## WHAT TO PRODUCE
All of the material below is to be restated word for word, apart from the pictures.

⁂

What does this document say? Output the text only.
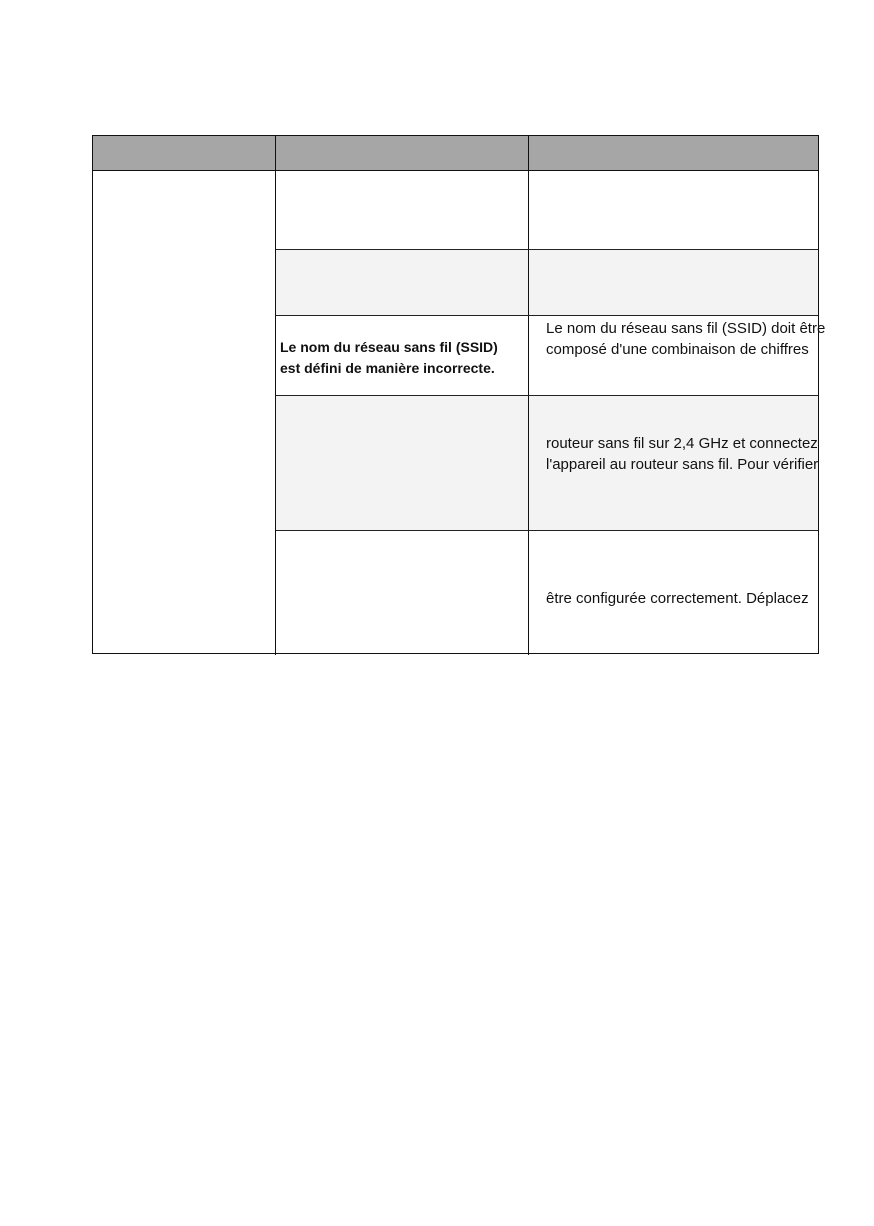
Le nom du réseau sans fil (SSID)
est défini de manière incorrecte.
Le nom du réseau sans fil (SSID) doit être
composé d'une combinaison de chiffres
routeur sans fil sur 2,4 GHz et connectez
l'appareil au routeur sans fil. Pour vérifier
être configurée correctement. Déplacez
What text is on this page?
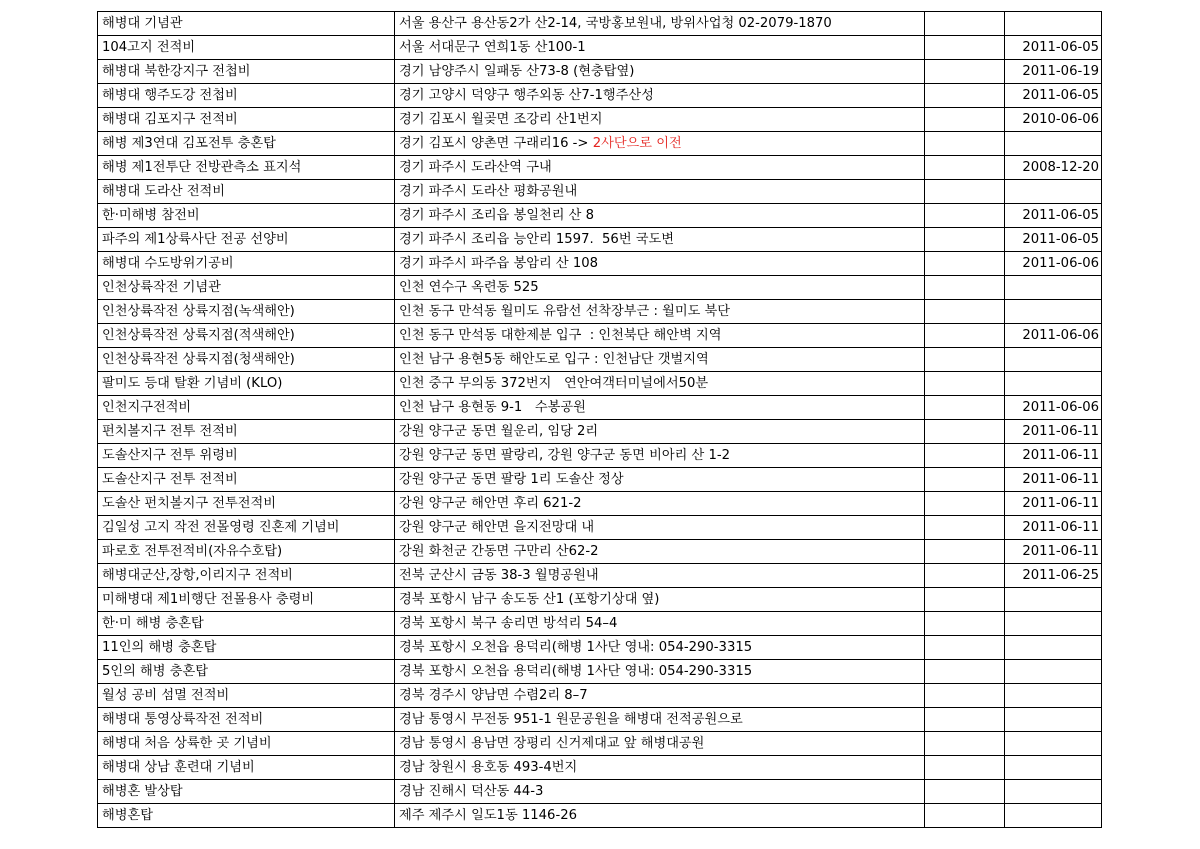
해병대 기념관	서울 용산구 용산동2가 산2-14, 국방홍보원내, 방위사업청 02-2079-1870		
104고지 전적비	서울 서대문구 연희1동 산100-1		2011-06-05
해병대 북한강지구 전첩비	경기 남양주시 일패동 산73-8 (현충탑옆)		2011-06-19
해병대 행주도강 전첩비	경기 고양시 덕양구 행주외동 산7-1행주산성		2011-06-05
해병대 김포지구 전적비	경기 김포시 월곶면 조강리 산1번지		2010-06-06
해병 제3연대 김포전투 충혼탑	경기 김포시 양촌면 구래리16 -> 2사단으로 이전		
해병 제1전투단 전방관측소 표지석	경기 파주시 도라산역 구내		2008-12-20
해병대 도라산 전적비	경기 파주시 도라산 평화공원내		
한·미해병 참전비	경기 파주시 조리읍 봉일천리 산 8		2011-06-05
파주의 제1상륙사단 전공 선양비	경기 파주시 조리읍 능안리 1597.  56번 국도변		2011-06-05
해병대 수도방위기공비	경기 파주시 파주읍 봉암리 산 108		2011-06-06
인천상륙작전 기념관	인천 연수구 옥련동 525		
인천상륙작전 상륙지점(녹색해안)	인천 동구 만석동 월미도 유람선 선착장부근 : 월미도 북단		
인천상륙작전 상륙지점(적색해안)	인천 동구 만석동 대한제분 입구  : 인천북단 해안벽 지역		2011-06-06
인천상륙작전 상륙지점(청색해안)	인천 남구 용현5동 해안도로 입구 : 인천남단 갯벌지역		
팔미도 등대 탈환 기념비 (KLO)	인천 중구 무의동 372번지   연안여객터미널에서50분		
인천지구전적비	인천 남구 용현동 9-1   수봉공원		2011-06-06
펀치볼지구 전투 전적비	강원 양구군 동면 월운리, 임당 2리		2011-06-11
도솔산지구 전투 위령비	강원 양구군 동면 팔랑리, 강원 양구군 동면 비아리 산 1-2		2011-06-11
도솔산지구 전투 전적비	강원 양구군 동면 팔랑 1리 도솔산 정상		2011-06-11
도솔산 펀치볼지구 전투전적비	강원 양구군 해안면 후리 621-2		2011-06-11
김일성 고지 작전 전몰영령 진혼제 기념비	강원 양구군 해안면 을지전망대 내		2011-06-11
파로호 전투전적비(자유수호탑)	강원 화천군 간동면 구만리 산62-2		2011-06-11
해병대군산,장항,이리지구 전적비	전북 군산시 금동 38-3 월명공원내		2011-06-25
미해병대 제1비행단 전몰용사 충령비	경북 포항시 남구 송도동 산1 (포항기상대 옆)		
한·미 해병 충혼탑	경북 포항시 북구 송리면 방석리 54–4		
11인의 해병 충혼탑	경북 포항시 오천읍 용덕리(해병 1사단 영내: 054-290-3315		
5인의 해병 충혼탑	경북 포항시 오천읍 용덕리(해병 1사단 영내: 054-290-3315		
월성 공비 섬멸 전적비	경북 경주시 양남면 수렴2리 8–7		
해병대 통영상륙작전 전적비	경남 통영시 무전동 951-1 원문공원을 해병대 전적공원으로		
해병대 처음 상륙한 곳 기념비	경남 통영시 용남면 장평리 신거제대교 앞 해병대공원		
해병대 상남 훈련대 기념비	경남 창원시 용호동 493-4번지		
해병혼 발상탑	경남 진해시 덕산동 44-3		
해병혼탑	제주 제주시 일도1동 1146-26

⁂

## THE COMPLETED TASK
What does this document say? Output the text only.
Le nom du réseau sans fil (SSID)
est défini de manière incorrecte.
Le nom du réseau sans fil (SSID) doit être
composé d'une combinaison de chiffres
routeur sans fil sur 2,4 GHz et connectez
l'appareil au routeur sans fil. Pour vérifier
être configurée correctement. Déplacez
What text is on this page?
해병대 기념관	서울 용산구 용산동2가 산2-14, 국방홍보원내, 방위사업청 02-2079-1870		
104고지 전적비	서울 서대문구 연희1동 산100-1		2011-06-05
해병대 북한강지구 전첩비	경기 남양주시 일패동 산73-8 (현충탑옆)		2011-06-19
해병대 행주도강 전첩비	경기 고양시 덕양구 행주외동 산7-1행주산성		2011-06-05
해병대 김포지구 전적비	경기 김포시 월곶면 조강리 산1번지		2010-06-06
해병 제3연대 김포전투 충혼탑	경기 김포시 양촌면 구래리16 -> 2사단으로 이전		
해병 제1전투단 전방관측소 표지석	경기 파주시 도라산역 구내		2008-12-20
해병대 도라산 전적비	경기 파주시 도라산 평화공원내		
한·미해병 참전비	경기 파주시 조리읍 봉일천리 산 8		2011-06-05
파주의 제1상륙사단 전공 선양비	경기 파주시 조리읍 능안리 1597.  56번 국도변		2011-06-05
해병대 수도방위기공비	경기 파주시 파주읍 봉암리 산 108		2011-06-06
인천상륙작전 기념관	인천 연수구 옥련동 525		
인천상륙작전 상륙지점(녹색해안)	인천 동구 만석동 월미도 유람선 선착장부근 : 월미도 북단		
인천상륙작전 상륙지점(적색해안)	인천 동구 만석동 대한제분 입구  : 인천북단 해안벽 지역		2011-06-06
인천상륙작전 상륙지점(청색해안)	인천 남구 용현5동 해안도로 입구 : 인천남단 갯벌지역		
팔미도 등대 탈환 기념비 (KLO)	인천 중구 무의동 372번지   연안여객터미널에서50분		
인천지구전적비	인천 남구 용현동 9-1   수봉공원		2011-06-06
펀치볼지구 전투 전적비	강원 양구군 동면 월운리, 임당 2리		2011-06-11
도솔산지구 전투 위령비	강원 양구군 동면 팔랑리, 강원 양구군 동면 비아리 산 1-2		2011-06-11
도솔산지구 전투 전적비	강원 양구군 동면 팔랑 1리 도솔산 정상		2011-06-11
도솔산 펀치볼지구 전투전적비	강원 양구군 해안면 후리 621-2		2011-06-11
김일성 고지 작전 전몰영령 진혼제 기념비	강원 양구군 해안면 을지전망대 내		2011-06-11
파로호 전투전적비(자유수호탑)	강원 화천군 간동면 구만리 산62-2		2011-06-11
해병대군산,장항,이리지구 전적비	전북 군산시 금동 38-3 월명공원내		2011-06-25
미해병대 제1비행단 전몰용사 충령비	경북 포항시 남구 송도동 산1 (포항기상대 옆)		
한·미 해병 충혼탑	경북 포항시 북구 송리면 방석리 54–4		
11인의 해병 충혼탑	경북 포항시 오천읍 용덕리(해병 1사단 영내: 054-290-3315		
5인의 해병 충혼탑	경북 포항시 오천읍 용덕리(해병 1사단 영내: 054-290-3315		
월성 공비 섬멸 전적비	경북 경주시 양남면 수렴2리 8–7		
해병대 통영상륙작전 전적비	경남 통영시 무전동 951-1 원문공원을 해병대 전적공원으로		
해병대 처음 상륙한 곳 기념비	경남 통영시 용남면 장평리 신거제대교 앞 해병대공원		
해병대 상남 훈련대 기념비	경남 창원시 용호동 493-4번지		
해병혼 발상탑	경남 진해시 덕산동 44-3		
해병혼탑	제주 제주시 일도1동 1146-26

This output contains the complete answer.